**TO BE DONE**
Extend the passage below on copyright and fair use, writing on from its last sentence.

**PASSAGE SHOWN**
By law, an author or owner of an original creative work, whether literary, dramatic, musical, artistic or photographic has certain rights to their work. Among those are the rights to perform the work, to reproduce and modify the work, to market and sell the work, and to display it publicly. Copyrighted work includes, but is not necessarily limited to, books, articles, musical pieces, photographic images, internet web content, television shows and motion pictures. When someone engages in any of these actions without permission from the copyright owner or otherwise failing to pay a royalty, they are in violation of the federal law protecting the copyright owner's rights. But the law is not absolute.

        Copyright law does recognize some limits to the copyright owner's rights. One such exception is called the doctrine of "fair use." Generally, under this doctrine, using small portions of a copyrighted work is permitted for qualified purposes, particularly for commentary and criticism, to encourage the enrichment of society. Thus, academic institutions, schools, newspapers, the media and nonprofits involved in educational services for the public can use portions of copyrighted works for those specific educational or informational purposes without being liable for copyright infringement.

       The law provides some guidelines on what kinds of uses may fall under "fair use." These are 1) purpose and character of use; 2) nature of the copyrighted work; 3) amount and substantiality; and 4) impact of the copyright owner's potential market. Despite these guidelines, there is no bright line rule that determines when a use is fair. Each use is determined on a case-by-case basis. Even if someone conscientiously follows these guidelines substantially, only a court can decide whether the use is ultimately protected by the doctrine of "fair use", or not. So risk always exists when using copyright material when you do not have the permission of the owner or have purchased a license.

       Let's look at some general guidelines that should always be considered before using material created by others.

**SOURCE MATERIAL**
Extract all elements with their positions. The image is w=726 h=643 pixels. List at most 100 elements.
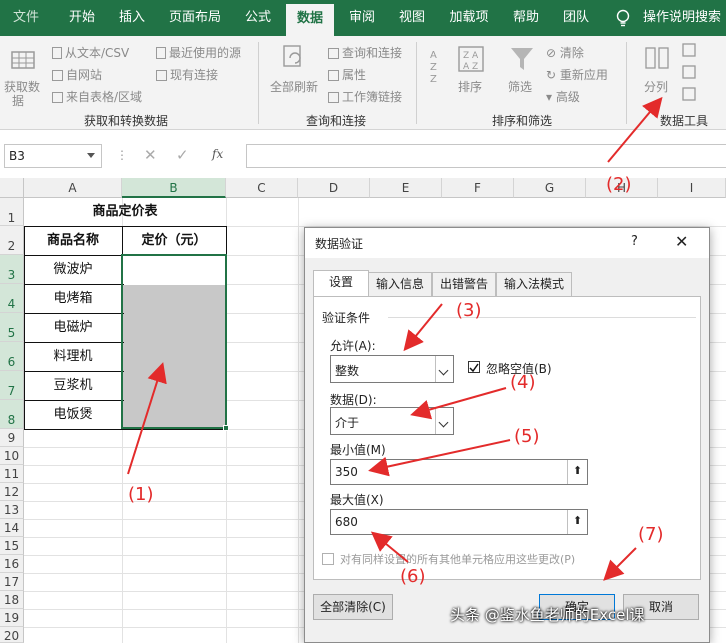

**RESULT OF THE EXERCISE**
1. Productive Use. If you use an original work, such as a clip from a motion picture, the original work should be used as "raw material" for creation of a new work, preferably for a different purpose like social commentary or education. Your new work should transform the "raw material" to add something new, with a further purpose, different character, or new insights and understandings. Essentially, this alters the original work and renders your use "transformative." The more transformative the use is, the more favorable this weighs towards a finding of "fair use." For example, clips from a motion picture may be fair use, but they should not be the primary focus nor should it be shown in its entirety with no other content added.

2. Commercial Use. The use of an original work for profit weighs against protection under "fair use." Further, it is important to note that uses by a non-profit organization are not considered automatically non-commercial. Educational use or use by a charity has been found commercial where it has been for monetary gain. The focus is whether the user has profited or benefitted monetarily from exploiting the original work. Another way to look at the commercial aspect is from the point of view of the copyright owner. Will your type of use deprive the owner from receiving significant royalties? And what if other ministries followed your lead? Would that have a negative economic effect on copyright royalties? If so, get permission or a license.

3. Highly Creative Works More Difficult to Use. Generally, the more creative the work, the more protection from others' use it is given. The U.S. Supreme Court has found that some works are essentially so creative that they deserve greater protection under U.S. copyright laws. Entertainment works such as motion pictures, music, and some fictional books fall under this highly creative work category. While this does not preclude others from using small portions under the doctrine of "fair use," keep in mind that the use will be more scrutinized. The best approach in the common area of music is to consider purchasing a spot license for a one-time event, or an annual license to use various works through a national licensing agency like ASCAP or CCLI. Their royalty licensing fees are often priced quite reasonably for small group settings.

4. Quantity and Quality Considerations. Both the quantity and qualitative nature of the material amount used should be carefully considered. Only use what is needed to make your educational point. Courts will consider the amount taken in proportion to the original work as a whole. Substantial portions of an original work should not be used. Obviously, copying an entire work generally prevents a finding of "fair use." More important, however, is the copying of a key portion, famous portion, or "heart" of a work. Such use can weigh against a finding of "fair use," even if the portion used is small in relation to the whole work. When in doubt, get permission or a license.

This information is not considered to be legal or tax advice or services. Professional advice on specific issues should be obtained from an attorney licensed in your particular state.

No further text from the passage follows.